Go through the data and copy every line exactly, but not the images.

Records from a data source
↓

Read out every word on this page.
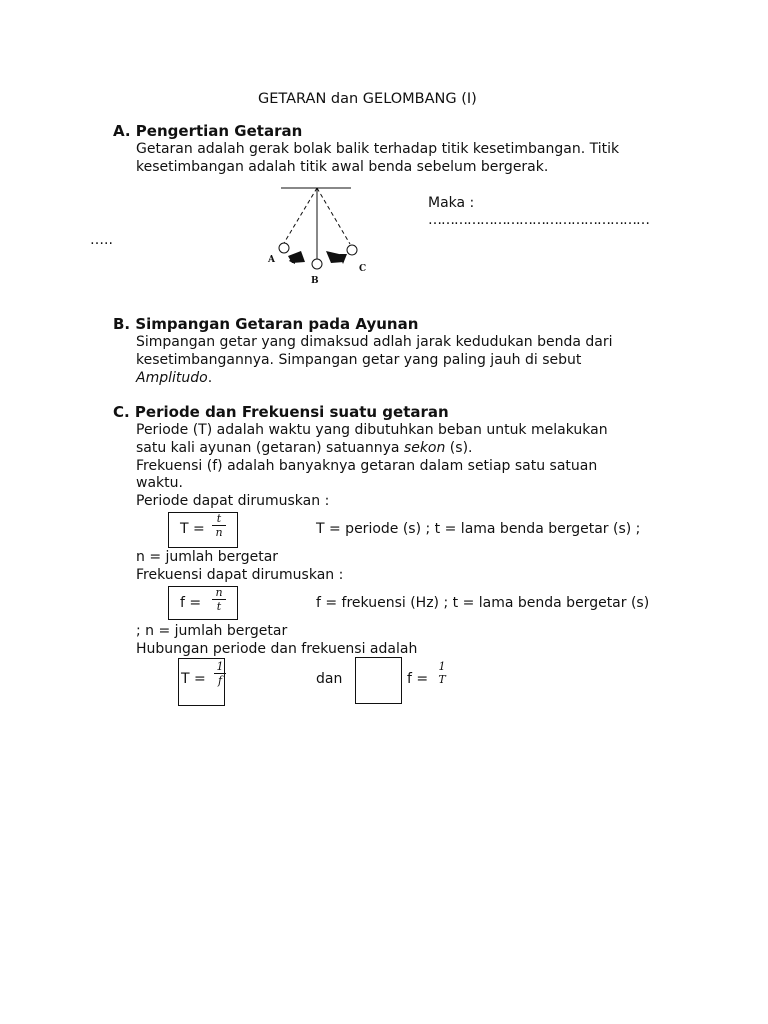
GETARAN dan GELOMBANG (I)
A. Pengertian Getaran
Getaran adalah gerak bolak balik terhadap titik kesetimbangan. Titik
kesetimbangan adalah titik awal benda sebelum bergerak.
Maka :
……………………………………………
…..
A
B
C
B. Simpangan Getaran pada Ayunan
Simpangan getar yang dimaksud adlah jarak kedudukan benda dari
kesetimbangannya. Simpangan getar yang paling jauh di sebut
Amplitudo.
C. Periode dan Frekuensi suatu getaran
Periode (T) adalah waktu yang dibutuhkan beban untuk melakukan
satu kali ayunan (getaran) satuannya sekon (s).
Frekuensi (f) adalah banyaknya getaran dalam setiap satu satuan
waktu.
Periode dapat dirumuskan :
$T = \frac{t}{n}$	T = periode (s) ; t = lama benda bergetar (s) ;
n = jumlah bergetar
Frekuensi dapat dirumuskan :
$f = \frac{n}{t}$	f = frekuensi (Hz) ; t = lama benda bergetar (s)
; n = jumlah bergetar
Hubungan periode dan frekuensi adalah
$T = \frac{1}{f}$	dan	f =
1
T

↑

** Completed task **
Read out every word on this page.
GETARAN dan GELOMBANG (I)
A. Pengertian Getaran
Getaran adalah gerak bolak balik terhadap titik kesetimbangan. Titik
kesetimbangan adalah titik awal benda sebelum bergerak.
Maka :
……………………………………………
…..
A
B
C
B. Simpangan Getaran pada Ayunan
Simpangan getar yang dimaksud adlah jarak kedudukan benda dari
kesetimbangannya. Simpangan getar yang paling jauh di sebut
Amplitudo.
C. Periode dan Frekuensi suatu getaran
Periode (T) adalah waktu yang dibutuhkan beban untuk melakukan
satu kali ayunan (getaran) satuannya sekon (s).
Frekuensi (f) adalah banyaknya getaran dalam setiap satu satuan
waktu.
Periode dapat dirumuskan :
$T = \frac{t}{n}$	T = periode (s) ; t = lama benda bergetar (s) ;
n = jumlah bergetar
Frekuensi dapat dirumuskan :
$f = \frac{n}{t}$	f = frekuensi (Hz) ; t = lama benda bergetar (s)
; n = jumlah bergetar
Hubungan periode dan frekuensi adalah
$T = \frac{1}{f}$	dan	f =
1
T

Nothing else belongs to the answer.